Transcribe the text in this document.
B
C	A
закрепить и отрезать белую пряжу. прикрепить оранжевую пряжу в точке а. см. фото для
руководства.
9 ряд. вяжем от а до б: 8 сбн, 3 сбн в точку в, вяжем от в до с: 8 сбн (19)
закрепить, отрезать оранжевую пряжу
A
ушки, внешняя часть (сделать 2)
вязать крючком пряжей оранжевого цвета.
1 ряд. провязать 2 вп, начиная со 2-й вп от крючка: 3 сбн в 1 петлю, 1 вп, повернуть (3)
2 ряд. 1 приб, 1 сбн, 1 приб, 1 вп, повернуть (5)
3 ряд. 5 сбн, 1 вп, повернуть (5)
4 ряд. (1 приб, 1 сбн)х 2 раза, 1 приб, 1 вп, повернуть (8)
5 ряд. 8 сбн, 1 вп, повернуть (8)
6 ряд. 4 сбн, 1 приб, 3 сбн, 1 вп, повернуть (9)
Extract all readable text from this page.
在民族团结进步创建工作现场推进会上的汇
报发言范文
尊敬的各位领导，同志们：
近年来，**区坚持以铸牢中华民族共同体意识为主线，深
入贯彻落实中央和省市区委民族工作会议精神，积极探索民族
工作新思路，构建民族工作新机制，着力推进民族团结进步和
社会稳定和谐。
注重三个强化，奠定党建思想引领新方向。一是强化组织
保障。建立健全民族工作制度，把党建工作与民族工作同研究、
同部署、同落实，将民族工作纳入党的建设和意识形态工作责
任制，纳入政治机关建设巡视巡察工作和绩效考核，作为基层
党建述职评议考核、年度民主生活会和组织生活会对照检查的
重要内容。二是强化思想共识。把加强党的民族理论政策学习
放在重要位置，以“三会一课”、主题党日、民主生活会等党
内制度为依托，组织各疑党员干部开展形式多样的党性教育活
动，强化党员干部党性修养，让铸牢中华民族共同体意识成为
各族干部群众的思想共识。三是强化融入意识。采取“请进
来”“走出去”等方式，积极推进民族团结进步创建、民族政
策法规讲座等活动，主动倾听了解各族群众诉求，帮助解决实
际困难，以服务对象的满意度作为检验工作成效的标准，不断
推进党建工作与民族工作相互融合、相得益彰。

□ □ □

Please reproduce each record precisely as written.

Transcribe the text in this document.
B
C	A
закрепить и отрезать белую пряжу. прикрепить оранжевую пряжу в точке а. см. фото для
руководства.
9 ряд. вяжем от а до б: 8 сбн, 3 сбн в точку в, вяжем от в до с: 8 сбн (19)
закрепить, отрезать оранжевую пряжу
A
ушки, внешняя часть (сделать 2)
вязать крючком пряжей оранжевого цвета.
1 ряд. провязать 2 вп, начиная со 2-й вп от крючка: 3 сбн в 1 петлю, 1 вп, повернуть (3)
2 ряд. 1 приб, 1 сбн, 1 приб, 1 вп, повернуть (5)
3 ряд. 5 сбн, 1 вп, повернуть (5)
4 ряд. (1 приб, 1 сбн)х 2 раза, 1 приб, 1 вп, повернуть (8)
5 ряд. 8 сбн, 1 вп, повернуть (8)
6 ряд. 4 сбн, 1 приб, 3 сбн, 1 вп, повернуть (9)
Extract all readable text from this page.
在民族团结进步创建工作现场推进会上的汇
报发言范文
尊敬的各位领导，同志们：
近年来，**区坚持以铸牢中华民族共同体意识为主线，深
入贯彻落实中央和省市区委民族工作会议精神，积极探索民族
工作新思路，构建民族工作新机制，着力推进民族团结进步和
社会稳定和谐。
注重三个强化，奠定党建思想引领新方向。一是强化组织
保障。建立健全民族工作制度，把党建工作与民族工作同研究、
同部署、同落实，将民族工作纳入党的建设和意识形态工作责
任制，纳入政治机关建设巡视巡察工作和绩效考核，作为基层
党建述职评议考核、年度民主生活会和组织生活会对照检查的
重要内容。二是强化思想共识。把加强党的民族理论政策学习
放在重要位置，以“三会一课”、主题党日、民主生活会等党
内制度为依托，组织各疑党员干部开展形式多样的党性教育活
动，强化党员干部党性修养，让铸牢中华民族共同体意识成为
各族干部群众的思想共识。三是强化融入意识。采取“请进
来”“走出去”等方式，积极推进民族团结进步创建、民族政
策法规讲座等活动，主动倾听了解各族群众诉求，帮助解决实
际困难，以服务对象的满意度作为检验工作成效的标准，不断
推进党建工作与民族工作相互融合、相得益彰。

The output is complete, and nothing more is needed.